Task details —
Give the number of lines below that contain the word "opératoire", and nothing else.

Rows —

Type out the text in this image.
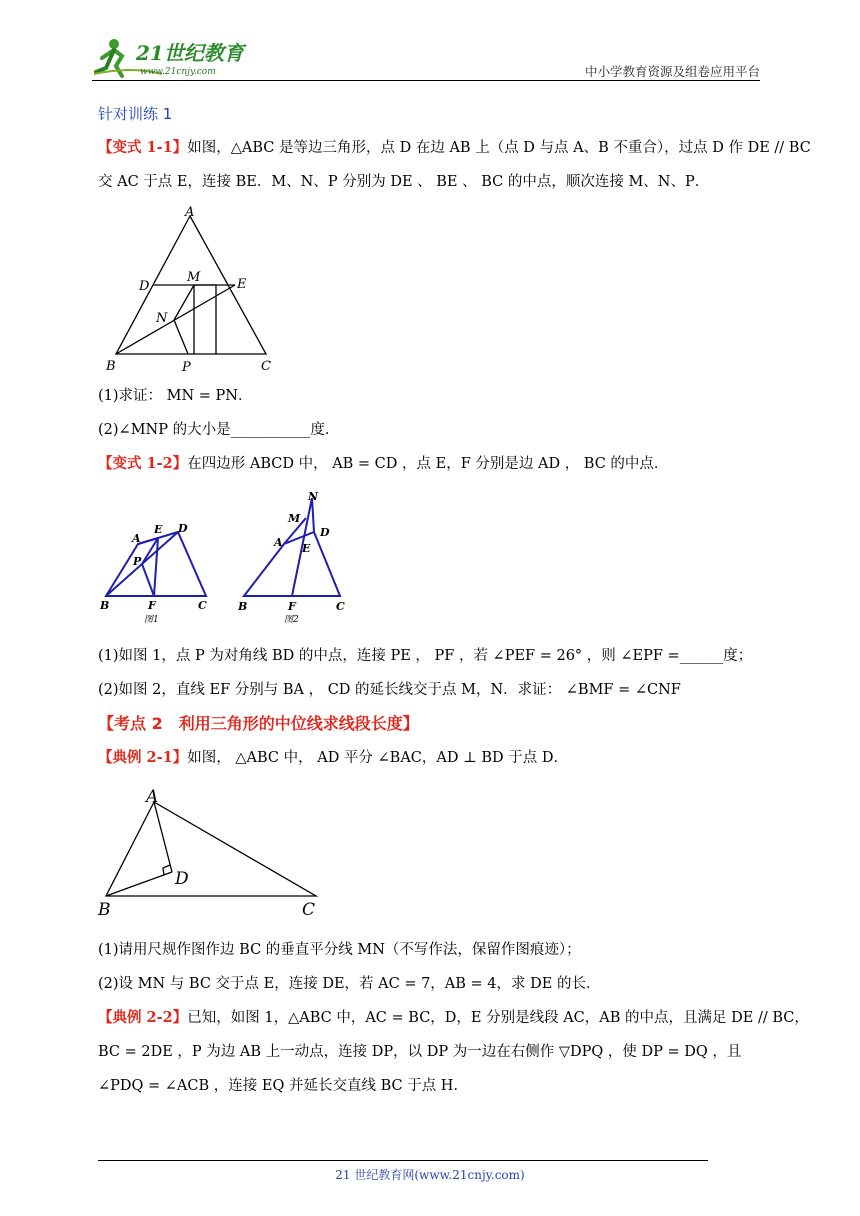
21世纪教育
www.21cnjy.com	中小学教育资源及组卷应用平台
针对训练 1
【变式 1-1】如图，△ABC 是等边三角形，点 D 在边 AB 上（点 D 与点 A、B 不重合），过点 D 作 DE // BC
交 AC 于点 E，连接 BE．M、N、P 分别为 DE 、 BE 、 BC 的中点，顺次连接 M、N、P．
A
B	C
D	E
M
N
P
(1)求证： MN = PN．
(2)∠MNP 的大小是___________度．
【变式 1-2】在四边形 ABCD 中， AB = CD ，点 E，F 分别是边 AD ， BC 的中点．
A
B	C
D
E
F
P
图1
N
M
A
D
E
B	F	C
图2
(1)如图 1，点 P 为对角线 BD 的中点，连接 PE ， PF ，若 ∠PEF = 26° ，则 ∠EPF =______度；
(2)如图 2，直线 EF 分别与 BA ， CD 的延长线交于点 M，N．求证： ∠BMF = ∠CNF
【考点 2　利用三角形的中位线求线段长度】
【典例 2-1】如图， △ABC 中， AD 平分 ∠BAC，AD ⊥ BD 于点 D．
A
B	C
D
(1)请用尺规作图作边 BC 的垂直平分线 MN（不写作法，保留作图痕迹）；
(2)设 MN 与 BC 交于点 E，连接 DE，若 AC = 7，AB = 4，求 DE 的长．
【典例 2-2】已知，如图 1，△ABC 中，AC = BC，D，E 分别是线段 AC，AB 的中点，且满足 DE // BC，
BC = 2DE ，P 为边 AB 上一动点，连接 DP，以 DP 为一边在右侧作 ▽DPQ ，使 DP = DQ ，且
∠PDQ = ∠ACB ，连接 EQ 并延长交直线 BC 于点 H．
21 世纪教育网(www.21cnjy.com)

==

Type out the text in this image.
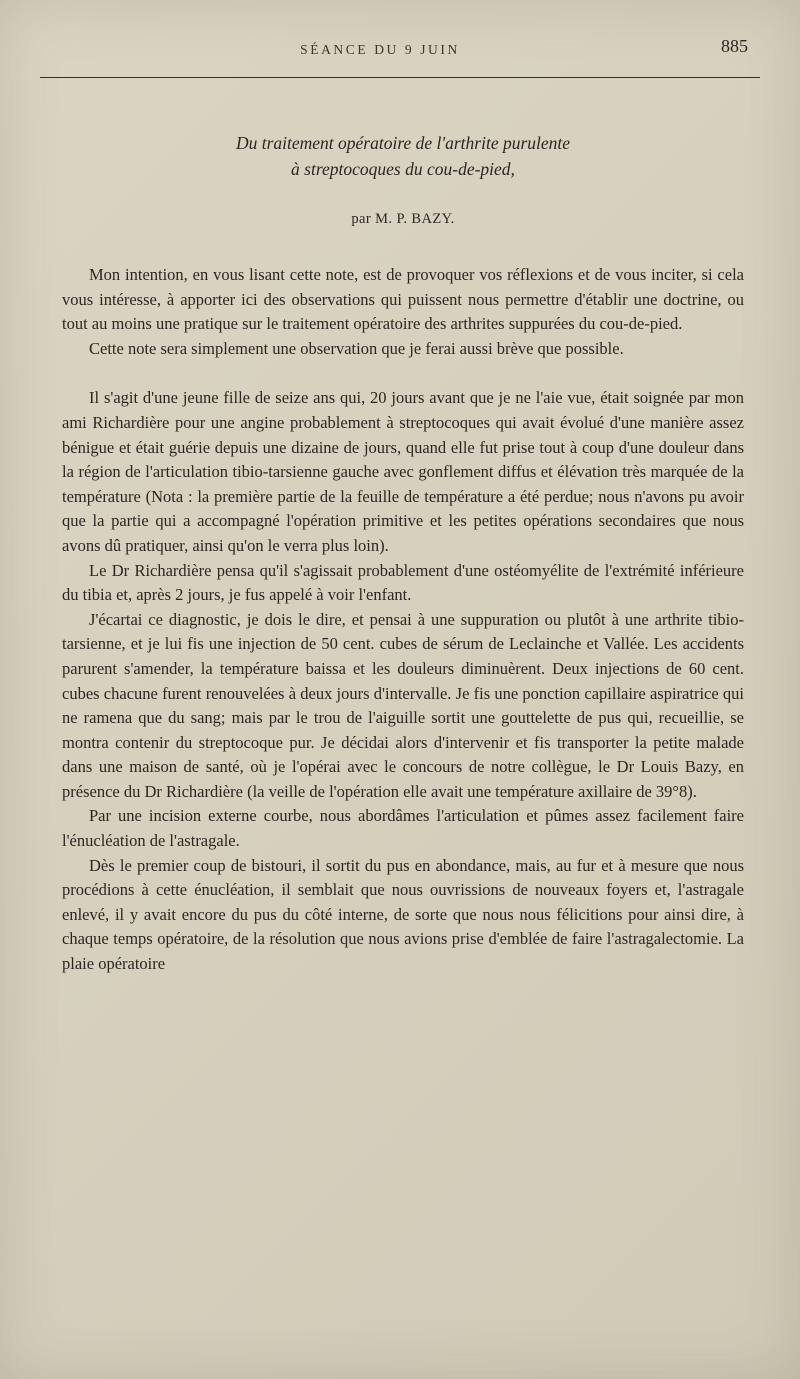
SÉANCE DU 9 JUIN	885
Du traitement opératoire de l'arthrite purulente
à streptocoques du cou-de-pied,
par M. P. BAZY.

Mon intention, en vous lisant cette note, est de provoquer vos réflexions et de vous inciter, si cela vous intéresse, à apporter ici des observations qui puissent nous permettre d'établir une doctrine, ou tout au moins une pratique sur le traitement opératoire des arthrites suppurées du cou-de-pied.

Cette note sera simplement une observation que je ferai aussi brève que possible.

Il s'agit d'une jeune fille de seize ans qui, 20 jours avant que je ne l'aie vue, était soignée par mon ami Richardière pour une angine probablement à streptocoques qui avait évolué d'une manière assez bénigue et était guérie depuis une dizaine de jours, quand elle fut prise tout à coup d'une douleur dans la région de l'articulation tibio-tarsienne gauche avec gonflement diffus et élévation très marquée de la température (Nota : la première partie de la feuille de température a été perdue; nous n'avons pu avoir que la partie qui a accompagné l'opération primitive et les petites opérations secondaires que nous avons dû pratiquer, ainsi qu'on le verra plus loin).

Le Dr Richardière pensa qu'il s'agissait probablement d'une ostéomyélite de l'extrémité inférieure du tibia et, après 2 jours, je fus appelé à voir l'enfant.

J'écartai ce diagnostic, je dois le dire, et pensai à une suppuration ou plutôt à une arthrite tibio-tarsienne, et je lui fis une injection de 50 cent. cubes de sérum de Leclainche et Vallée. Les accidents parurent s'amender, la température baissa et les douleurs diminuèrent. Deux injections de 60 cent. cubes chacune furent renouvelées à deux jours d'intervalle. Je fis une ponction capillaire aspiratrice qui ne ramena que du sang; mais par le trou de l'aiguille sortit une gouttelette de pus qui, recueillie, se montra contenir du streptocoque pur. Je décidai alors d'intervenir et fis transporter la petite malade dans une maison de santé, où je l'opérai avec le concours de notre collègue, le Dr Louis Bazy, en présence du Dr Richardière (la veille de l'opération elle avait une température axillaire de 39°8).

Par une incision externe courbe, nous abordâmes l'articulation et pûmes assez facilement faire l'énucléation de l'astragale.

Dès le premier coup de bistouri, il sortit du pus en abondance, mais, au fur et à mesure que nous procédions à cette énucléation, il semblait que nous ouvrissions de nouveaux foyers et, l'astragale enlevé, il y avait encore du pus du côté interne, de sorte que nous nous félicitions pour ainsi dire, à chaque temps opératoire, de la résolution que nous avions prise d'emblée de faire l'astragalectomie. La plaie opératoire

Result —
3